-- start --

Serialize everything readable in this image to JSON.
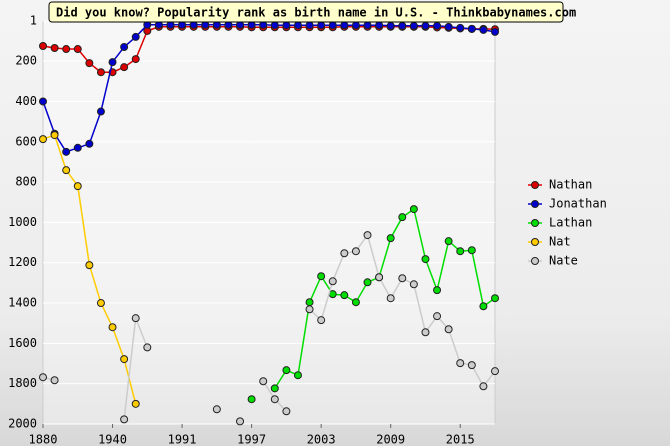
{
  "chart_data": {
    "type": "line",
    "title": "Did you know? Popularity rank as birth name in U.S. - Thinkbabynames.com",
    "categories": [
      "1880",
      null,
      null,
      null,
      null,
      null,
      "1940",
      null,
      null,
      null,
      null,
      null,
      "1991",
      null,
      null,
      null,
      null,
      null,
      "1997",
      null,
      null,
      null,
      null,
      null,
      "2003",
      null,
      null,
      null,
      null,
      null,
      "2009",
      null,
      null,
      null,
      null,
      null,
      "2015",
      null,
      null,
      null
    ],
    "ylim": [
      1,
      2000
    ],
    "y_inverted": true,
    "yticks": [
      1,
      200,
      400,
      600,
      800,
      1000,
      1200,
      1400,
      1600,
      1800,
      2000
    ],
    "grid": true,
    "legend": "right",
    "series": [
      {
        "name": "Nathan",
        "color": "#dd0000",
        "values": [
          125,
          135,
          140,
          140,
          210,
          255,
          255,
          230,
          190,
          50,
          30,
          30,
          30,
          30,
          30,
          30,
          30,
          30,
          32,
          32,
          32,
          32,
          32,
          32,
          32,
          32,
          30,
          30,
          30,
          30,
          30,
          30,
          30,
          30,
          33,
          35,
          38,
          40,
          40,
          42
        ]
      },
      {
        "name": "Jonathan",
        "color": "#0000cc",
        "values": [
          400,
          560,
          650,
          630,
          610,
          450,
          205,
          130,
          80,
          20,
          20,
          20,
          20,
          20,
          20,
          20,
          20,
          20,
          20,
          20,
          22,
          22,
          22,
          22,
          22,
          22,
          22,
          22,
          22,
          22,
          25,
          25,
          25,
          25,
          25,
          30,
          35,
          40,
          45,
          55
        ]
      },
      {
        "name": "Lathan",
        "color": "#00dd00",
        "values": [
          null,
          null,
          null,
          null,
          null,
          null,
          null,
          null,
          null,
          null,
          null,
          null,
          null,
          null,
          null,
          null,
          null,
          null,
          1877,
          null,
          1823,
          1733,
          1758,
          1396,
          1267,
          1356,
          1361,
          1396,
          1297,
          1272,
          1078,
          974,
          934,
          1182,
          1336,
          1093,
          1143,
          1138,
          1416,
          1376
        ]
      },
      {
        "name": "Nat",
        "color": "#ffcc00",
        "values": [
          587,
          567,
          741,
          820,
          1212,
          1400,
          1520,
          1678,
          1900,
          null,
          null,
          null,
          null,
          null,
          null,
          null,
          null,
          null,
          null,
          null,
          null,
          null,
          null,
          null,
          null,
          null,
          null,
          null,
          null,
          null,
          null,
          null,
          null,
          null,
          null,
          null,
          null,
          null,
          null,
          null
        ]
      },
      {
        "name": "Nate",
        "color": "#cccccc",
        "values": [
          1768,
          1783,
          null,
          null,
          null,
          null,
          null,
          1977,
          1475,
          1620,
          null,
          null,
          null,
          null,
          null,
          1927,
          null,
          1987,
          null,
          1788,
          1877,
          1937,
          null,
          1431,
          1485,
          1292,
          1153,
          1143,
          1063,
          1272,
          1376,
          1277,
          1307,
          1545,
          1465,
          1530,
          1698,
          1708,
          1813,
          1738
        ]
      }
    ]
  }
}
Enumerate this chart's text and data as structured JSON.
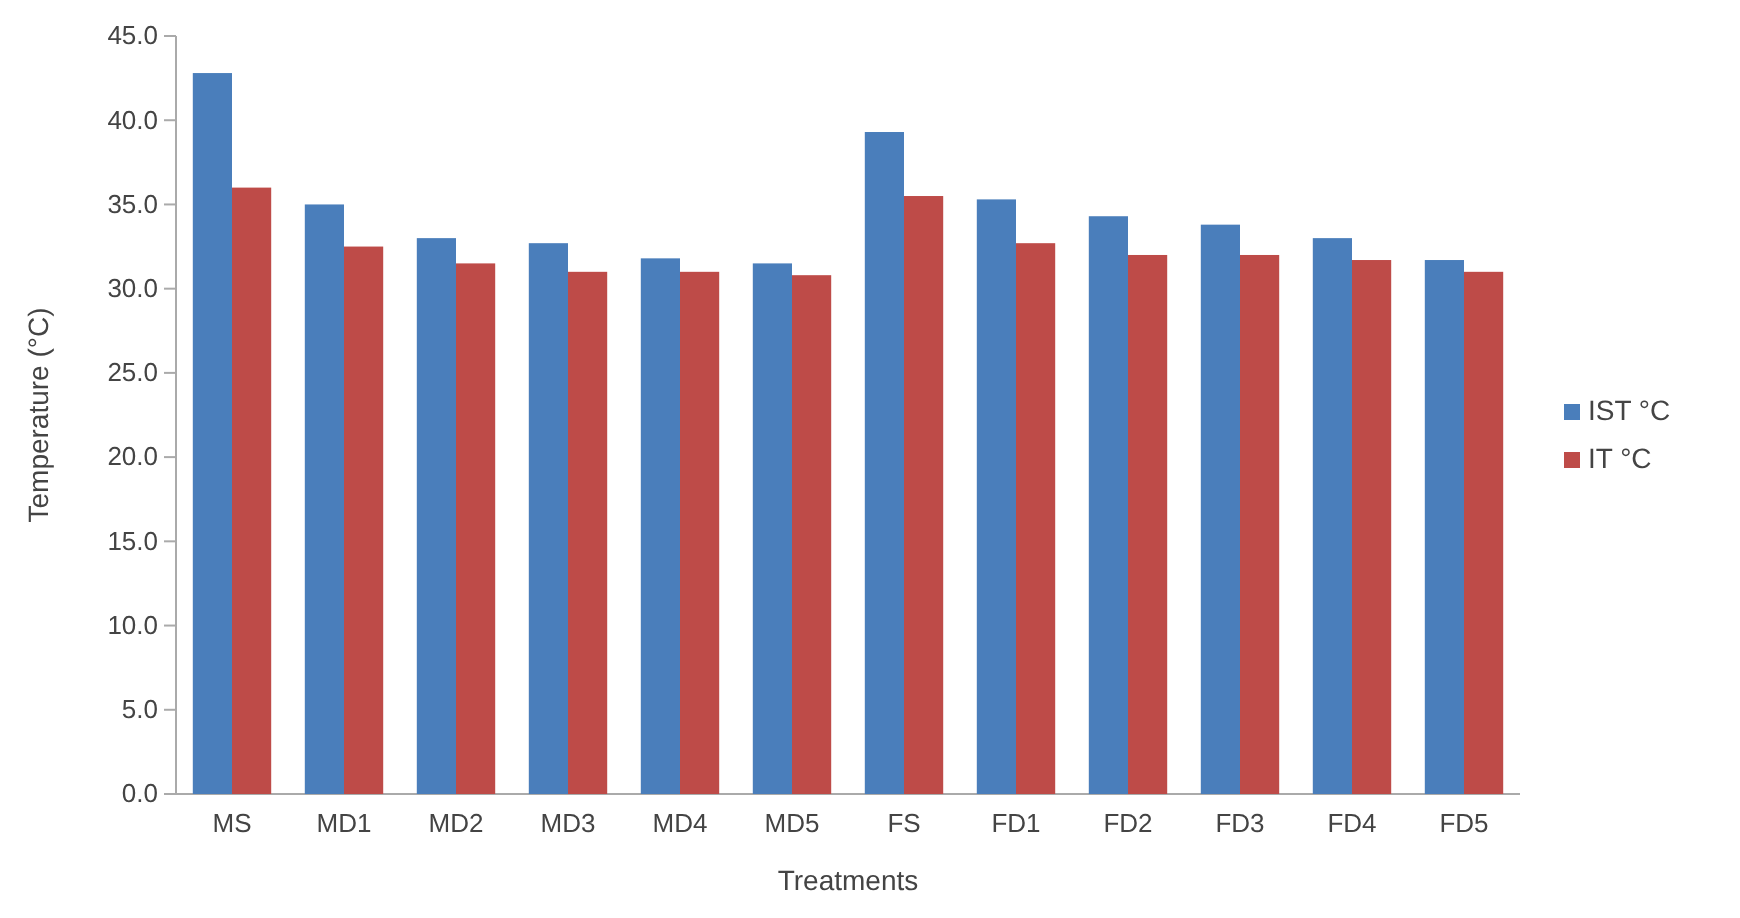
{
  "chart_data": {
    "type": "bar",
    "xlabel": "Treatments",
    "ylabel": "Temperature (°C)",
    "categories": [
      "MS",
      "MD1",
      "MD2",
      "MD3",
      "MD4",
      "MD5",
      "FS",
      "FD1",
      "FD2",
      "FD3",
      "FD4",
      "FD5"
    ],
    "series": [
      {
        "name": "IST °C",
        "color": "#4a7ebb",
        "values": [
          42.8,
          35.0,
          33.0,
          32.7,
          31.8,
          31.5,
          39.3,
          35.3,
          34.3,
          33.8,
          33.0,
          31.7
        ]
      },
      {
        "name": "IT °C",
        "color": "#be4b48",
        "values": [
          36.0,
          32.5,
          31.5,
          31.0,
          31.0,
          30.8,
          35.5,
          32.7,
          32.0,
          32.0,
          31.7,
          31.0
        ]
      }
    ],
    "ylim": [
      0,
      45
    ],
    "yticks": [
      {
        "value": 0,
        "label": "0.0"
      },
      {
        "value": 5,
        "label": "5.0"
      },
      {
        "value": 10,
        "label": "10.0"
      },
      {
        "value": 15,
        "label": "15.0"
      },
      {
        "value": 20,
        "label": "20.0"
      },
      {
        "value": 25,
        "label": "25.0"
      },
      {
        "value": 30,
        "label": "30.0"
      },
      {
        "value": 35,
        "label": "35.0"
      },
      {
        "value": 40,
        "label": "40.0"
      },
      {
        "value": 45,
        "label": "45.0"
      }
    ],
    "grid": false,
    "legend": "right"
  }
}
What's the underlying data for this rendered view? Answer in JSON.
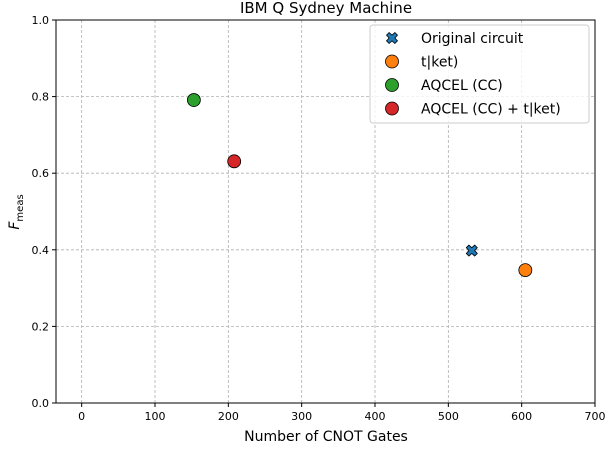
{
  "chart_data": {
    "type": "scatter",
    "title": "IBM Q Sydney Machine",
    "xlabel": "Number of CNOT Gates",
    "ylabel_main": "F",
    "ylabel_sub": "meas",
    "xlim": [
      -35,
      700
    ],
    "ylim": [
      0.0,
      1.0
    ],
    "xticks": [
      0,
      100,
      200,
      300,
      400,
      500,
      600,
      700
    ],
    "yticks": [
      0.0,
      0.2,
      0.4,
      0.6,
      0.8,
      1.0
    ],
    "xtick_labels": [
      "0",
      "100",
      "200",
      "300",
      "400",
      "500",
      "600",
      "700"
    ],
    "ytick_labels": [
      "0.0",
      "0.2",
      "0.4",
      "0.6",
      "0.8",
      "1.0"
    ],
    "grid": true,
    "legend_position": "top-right",
    "series": [
      {
        "name": "Original circuit",
        "marker": "x",
        "color": "#1f77b4",
        "x": 532,
        "y": 0.398
      },
      {
        "name": "t|ket)",
        "marker": "circle",
        "color": "#ff7f0e",
        "x": 605,
        "y": 0.347
      },
      {
        "name": "AQCEL (CC)",
        "marker": "circle",
        "color": "#2ca02c",
        "x": 153,
        "y": 0.791
      },
      {
        "name": "AQCEL (CC) + t|ket)",
        "marker": "circle",
        "color": "#d62728",
        "x": 208,
        "y": 0.631
      }
    ]
  }
}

-- end --

GOAL: Select and copy every line of the listing with the word "JSON".

ANSWER IN FULL:
Serialize everything readable in this image to JSON.
Enumerate this chart's text and data as structured JSON.
What's the underlying data for this rendered view? Answer in JSON.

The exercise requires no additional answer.